What the exercise asks: Omit every image, and transcribe the remaining entries exactly as given.

Entries provided:
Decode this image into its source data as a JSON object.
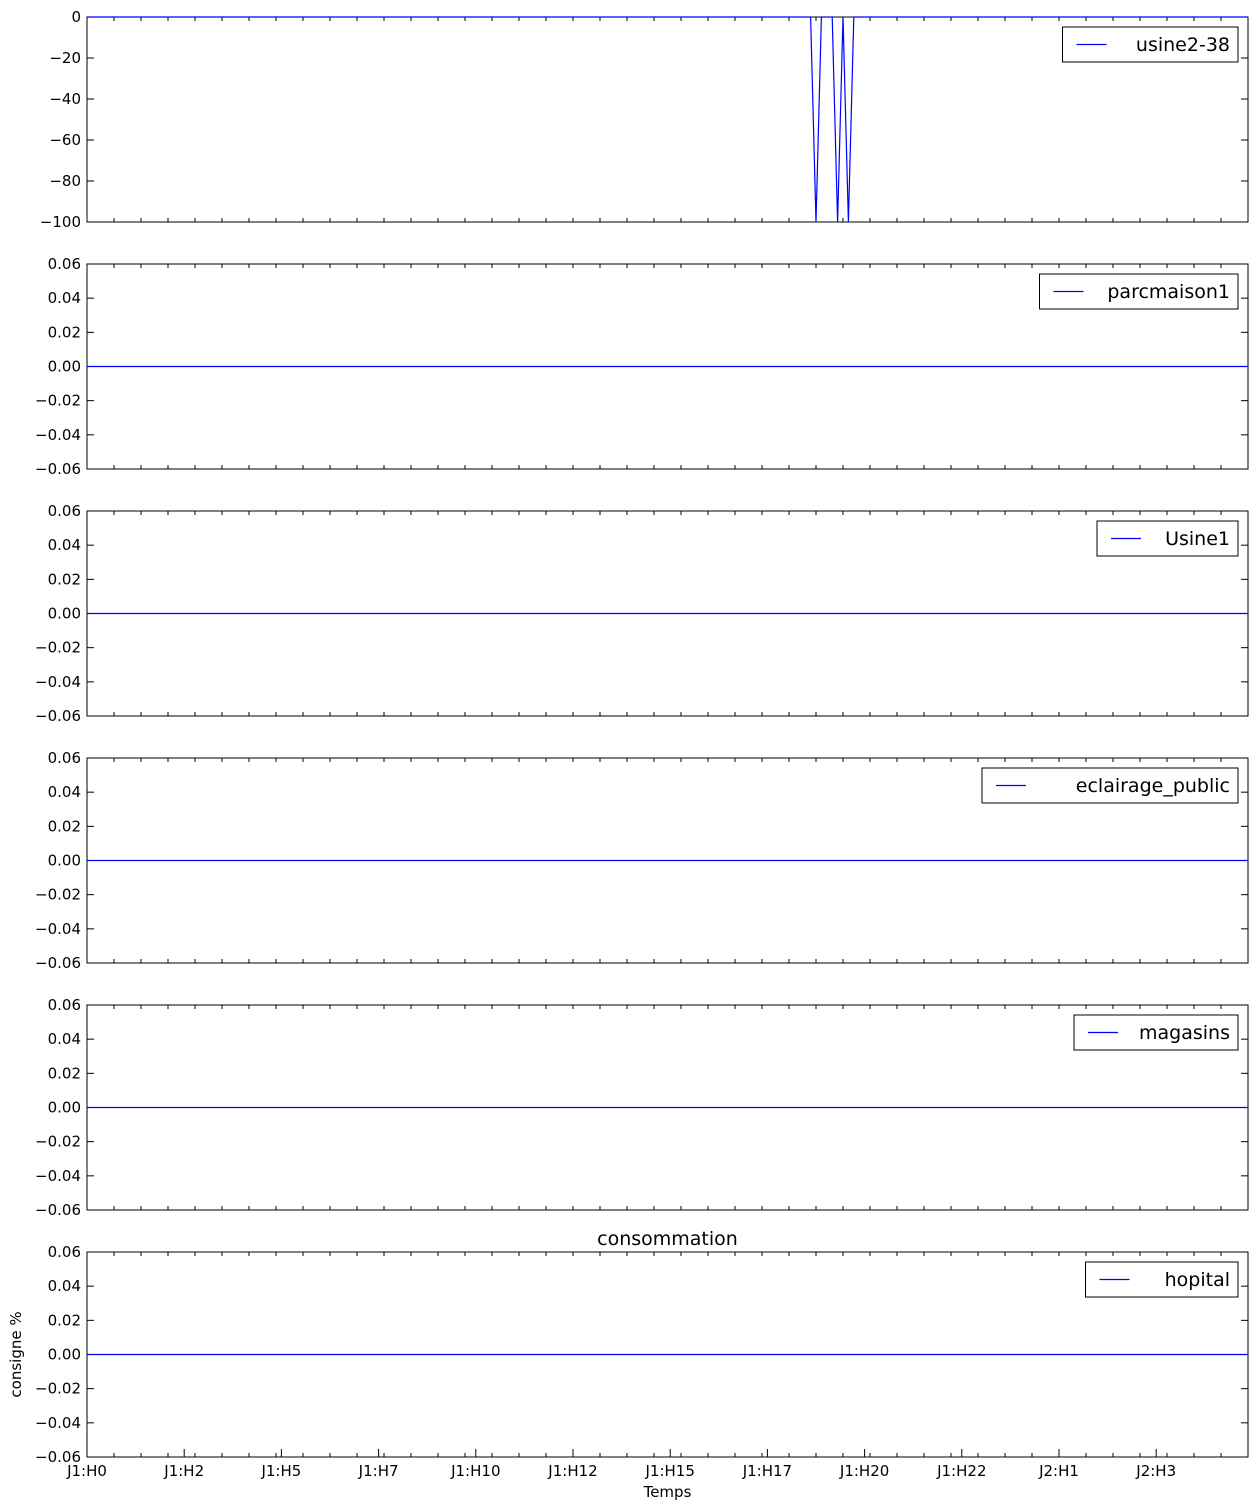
{
  "chart_data": [
    {
      "type": "line",
      "series": [
        {
          "name": "usine2-38",
          "color": "#0000ff",
          "points": [
            [
              0,
              0
            ],
            [
              134,
              0
            ],
            [
              135,
              -100
            ],
            [
              136,
              0
            ],
            [
              138,
              0
            ],
            [
              139,
              -100
            ],
            [
              140,
              0
            ],
            [
              141,
              -100
            ],
            [
              142,
              0
            ],
            [
              215,
              0
            ]
          ]
        }
      ],
      "x_range": [
        0,
        215
      ],
      "ylim": [
        -100,
        0
      ],
      "yticks": [
        0,
        -20,
        -40,
        -60,
        -80,
        -100
      ],
      "ytick_labels": [
        "0",
        "−20",
        "−40",
        "−60",
        "−80",
        "−100"
      ],
      "legend_position": "top-right"
    },
    {
      "type": "line",
      "series": [
        {
          "name": "parcmaison1",
          "color": "#0000ff",
          "points": [
            [
              0,
              0
            ],
            [
              215,
              0
            ]
          ]
        }
      ],
      "x_range": [
        0,
        215
      ],
      "ylim": [
        -0.06,
        0.06
      ],
      "yticks": [
        0.06,
        0.04,
        0.02,
        0,
        -0.02,
        -0.04,
        -0.06
      ],
      "ytick_labels": [
        "0.06",
        "0.04",
        "0.02",
        "0.00",
        "−0.02",
        "−0.04",
        "−0.06"
      ],
      "legend_position": "top-right"
    },
    {
      "type": "line",
      "series": [
        {
          "name": "Usine1",
          "color": "#0000ff",
          "points": [
            [
              0,
              0
            ],
            [
              215,
              0
            ]
          ]
        }
      ],
      "x_range": [
        0,
        215
      ],
      "ylim": [
        -0.06,
        0.06
      ],
      "yticks": [
        0.06,
        0.04,
        0.02,
        0,
        -0.02,
        -0.04,
        -0.06
      ],
      "ytick_labels": [
        "0.06",
        "0.04",
        "0.02",
        "0.00",
        "−0.02",
        "−0.04",
        "−0.06"
      ],
      "legend_position": "top-right"
    },
    {
      "type": "line",
      "series": [
        {
          "name": "eclairage_public",
          "color": "#0000ff",
          "points": [
            [
              0,
              0
            ],
            [
              215,
              0
            ]
          ]
        }
      ],
      "x_range": [
        0,
        215
      ],
      "ylim": [
        -0.06,
        0.06
      ],
      "yticks": [
        0.06,
        0.04,
        0.02,
        0,
        -0.02,
        -0.04,
        -0.06
      ],
      "ytick_labels": [
        "0.06",
        "0.04",
        "0.02",
        "0.00",
        "−0.02",
        "−0.04",
        "−0.06"
      ],
      "legend_position": "top-right"
    },
    {
      "type": "line",
      "series": [
        {
          "name": "magasins",
          "color": "#0000ff",
          "points": [
            [
              0,
              0
            ],
            [
              215,
              0
            ]
          ]
        }
      ],
      "x_range": [
        0,
        215
      ],
      "ylim": [
        -0.06,
        0.06
      ],
      "yticks": [
        0.06,
        0.04,
        0.02,
        0,
        -0.02,
        -0.04,
        -0.06
      ],
      "ytick_labels": [
        "0.06",
        "0.04",
        "0.02",
        "0.00",
        "−0.02",
        "−0.04",
        "−0.06"
      ],
      "legend_position": "top-right"
    },
    {
      "type": "line",
      "title": "consommation",
      "xlabel": "Temps",
      "ylabel": "consigne %",
      "series": [
        {
          "name": "hopital",
          "color": "#0000ff",
          "points": [
            [
              0,
              0
            ],
            [
              215,
              0
            ]
          ]
        }
      ],
      "x_range": [
        0,
        215
      ],
      "xticks": [
        0,
        18,
        36,
        54,
        72,
        90,
        108,
        126,
        144,
        162,
        180,
        198
      ],
      "xtick_labels": [
        "J1:H0",
        "J1:H2",
        "J1:H5",
        "J1:H7",
        "J1:H10",
        "J1:H12",
        "J1:H15",
        "J1:H17",
        "J1:H20",
        "J1:H22",
        "J2:H1",
        "J2:H3"
      ],
      "ylim": [
        -0.06,
        0.06
      ],
      "yticks": [
        0.06,
        0.04,
        0.02,
        0,
        -0.02,
        -0.04,
        -0.06
      ],
      "ytick_labels": [
        "0.06",
        "0.04",
        "0.02",
        "0.00",
        "−0.02",
        "−0.04",
        "−0.06"
      ],
      "legend_position": "top-right"
    }
  ]
}
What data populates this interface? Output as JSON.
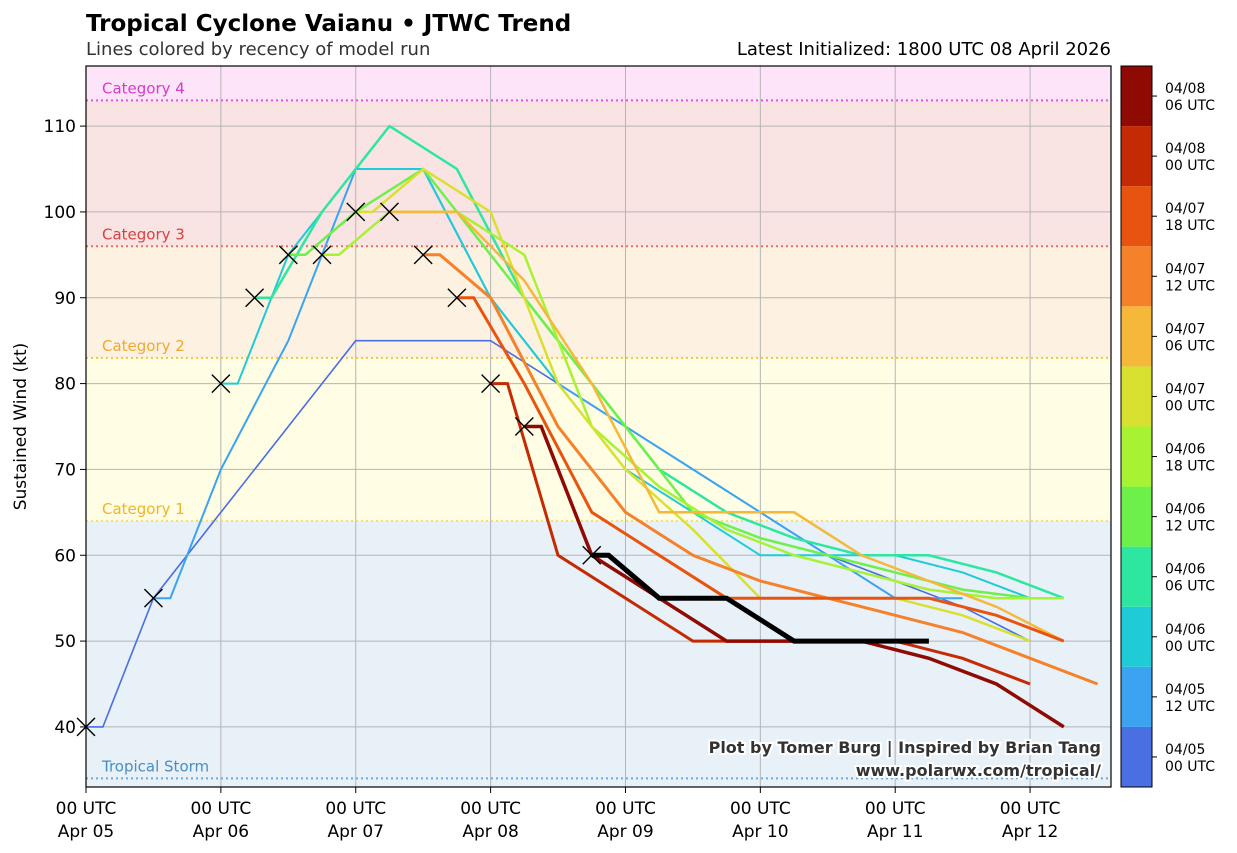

Result of the task:
Decode this image into its source data as a JSON object.
{
  "chart_data": [
    {
      "type": "line",
      "series": [
        {
          "name": "usine2-38",
          "color": "#0000ff",
          "points": [
            [
              0,
              0
            ],
            [
              134,
              0
            ],
            [
              135,
              -100
            ],
            [
              136,
              0
            ],
            [
              138,
              0
            ],
            [
              139,
              -100
            ],
            [
              140,
              0
            ],
            [
              141,
              -100
            ],
            [
              142,
              0
            ],
            [
              215,
              0
            ]
          ]
        }
      ],
      "x_range": [
        0,
        215
      ],
      "ylim": [
        -100,
        0
      ],
      "yticks": [
        0,
        -20,
        -40,
        -60,
        -80,
        -100
      ],
      "ytick_labels": [
        "0",
        "−20",
        "−40",
        "−60",
        "−80",
        "−100"
      ],
      "legend_position": "top-right"
    },
    {
      "type": "line",
      "series": [
        {
          "name": "parcmaison1",
          "color": "#0000ff",
          "points": [
            [
              0,
              0
            ],
            [
              215,
              0
            ]
          ]
        }
      ],
      "x_range": [
        0,
        215
      ],
      "ylim": [
        -0.06,
        0.06
      ],
      "yticks": [
        0.06,
        0.04,
        0.02,
        0,
        -0.02,
        -0.04,
        -0.06
      ],
      "ytick_labels": [
        "0.06",
        "0.04",
        "0.02",
        "0.00",
        "−0.02",
        "−0.04",
        "−0.06"
      ],
      "legend_position": "top-right"
    },
    {
      "type": "line",
      "series": [
        {
          "name": "Usine1",
          "color": "#0000ff",
          "points": [
            [
              0,
              0
            ],
            [
              215,
              0
            ]
          ]
        }
      ],
      "x_range": [
        0,
        215
      ],
      "ylim": [
        -0.06,
        0.06
      ],
      "yticks": [
        0.06,
        0.04,
        0.02,
        0,
        -0.02,
        -0.04,
        -0.06
      ],
      "ytick_labels": [
        "0.06",
        "0.04",
        "0.02",
        "0.00",
        "−0.02",
        "−0.04",
        "−0.06"
      ],
      "legend_position": "top-right"
    },
    {
      "type": "line",
      "series": [
        {
          "name": "eclairage_public",
          "color": "#0000ff",
          "points": [
            [
              0,
              0
            ],
            [
              215,
              0
            ]
          ]
        }
      ],
      "x_range": [
        0,
        215
      ],
      "ylim": [
        -0.06,
        0.06
      ],
      "yticks": [
        0.06,
        0.04,
        0.02,
        0,
        -0.02,
        -0.04,
        -0.06
      ],
      "ytick_labels": [
        "0.06",
        "0.04",
        "0.02",
        "0.00",
        "−0.02",
        "−0.04",
        "−0.06"
      ],
      "legend_position": "top-right"
    },
    {
      "type": "line",
      "series": [
        {
          "name": "magasins",
          "color": "#0000ff",
          "points": [
            [
              0,
              0
            ],
            [
              215,
              0
            ]
          ]
        }
      ],
      "x_range": [
        0,
        215
      ],
      "ylim": [
        -0.06,
        0.06
      ],
      "yticks": [
        0.06,
        0.04,
        0.02,
        0,
        -0.02,
        -0.04,
        -0.06
      ],
      "ytick_labels": [
        "0.06",
        "0.04",
        "0.02",
        "0.00",
        "−0.02",
        "−0.04",
        "−0.06"
      ],
      "legend_position": "top-right"
    },
    {
      "type": "line",
      "title": "consommation",
      "xlabel": "Temps",
      "ylabel": "consigne %",
      "series": [
        {
          "name": "hopital",
          "color": "#0000ff",
          "points": [
            [
              0,
              0
            ],
            [
              215,
              0
            ]
          ]
        }
      ],
      "x_range": [
        0,
        215
      ],
      "xticks": [
        0,
        18,
        36,
        54,
        72,
        90,
        108,
        126,
        144,
        162,
        180,
        198
      ],
      "xtick_labels": [
        "J1:H0",
        "J1:H2",
        "J1:H5",
        "J1:H7",
        "J1:H10",
        "J1:H12",
        "J1:H15",
        "J1:H17",
        "J1:H20",
        "J1:H22",
        "J2:H1",
        "J2:H3"
      ],
      "ylim": [
        -0.06,
        0.06
      ],
      "yticks": [
        0.06,
        0.04,
        0.02,
        0,
        -0.02,
        -0.04,
        -0.06
      ],
      "ytick_labels": [
        "0.06",
        "0.04",
        "0.02",
        "0.00",
        "−0.02",
        "−0.04",
        "−0.06"
      ],
      "legend_position": "top-right"
    }
  ]
}
What data populates this interface? Output as JSON.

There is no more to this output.